[Stored items]
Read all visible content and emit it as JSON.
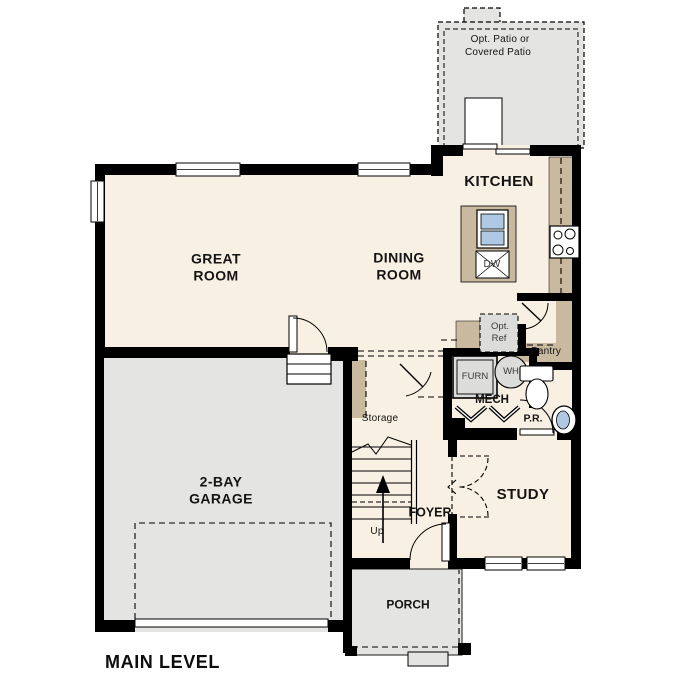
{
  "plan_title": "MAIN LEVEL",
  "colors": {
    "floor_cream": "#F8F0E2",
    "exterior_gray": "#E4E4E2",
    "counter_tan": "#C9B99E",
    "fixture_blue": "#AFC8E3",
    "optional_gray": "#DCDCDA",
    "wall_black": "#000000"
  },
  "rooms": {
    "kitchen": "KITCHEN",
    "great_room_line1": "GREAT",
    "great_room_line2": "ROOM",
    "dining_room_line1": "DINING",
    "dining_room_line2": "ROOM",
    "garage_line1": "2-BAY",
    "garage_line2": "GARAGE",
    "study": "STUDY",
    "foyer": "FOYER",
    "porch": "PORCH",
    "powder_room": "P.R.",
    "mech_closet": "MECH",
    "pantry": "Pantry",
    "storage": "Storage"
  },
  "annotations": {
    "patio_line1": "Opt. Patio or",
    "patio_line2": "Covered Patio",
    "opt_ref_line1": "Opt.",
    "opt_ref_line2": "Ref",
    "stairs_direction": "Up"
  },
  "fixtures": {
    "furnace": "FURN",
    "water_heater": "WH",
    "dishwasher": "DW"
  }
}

[AIM OF THE TASK] Every entry above should be duplicated exactly. Do not include the images.

[SOLUTION]
Read all visible content and emit it as JSON.
{
  "plan_title": "MAIN LEVEL",
  "colors": {
    "floor_cream": "#F8F0E2",
    "exterior_gray": "#E4E4E2",
    "counter_tan": "#C9B99E",
    "fixture_blue": "#AFC8E3",
    "optional_gray": "#DCDCDA",
    "wall_black": "#000000"
  },
  "rooms": {
    "kitchen": "KITCHEN",
    "great_room_line1": "GREAT",
    "great_room_line2": "ROOM",
    "dining_room_line1": "DINING",
    "dining_room_line2": "ROOM",
    "garage_line1": "2-BAY",
    "garage_line2": "GARAGE",
    "study": "STUDY",
    "foyer": "FOYER",
    "porch": "PORCH",
    "powder_room": "P.R.",
    "mech_closet": "MECH",
    "pantry": "Pantry",
    "storage": "Storage"
  },
  "annotations": {
    "patio_line1": "Opt. Patio or",
    "patio_line2": "Covered Patio",
    "opt_ref_line1": "Opt.",
    "opt_ref_line2": "Ref",
    "stairs_direction": "Up"
  },
  "fixtures": {
    "furnace": "FURN",
    "water_heater": "WH",
    "dishwasher": "DW"
  }
}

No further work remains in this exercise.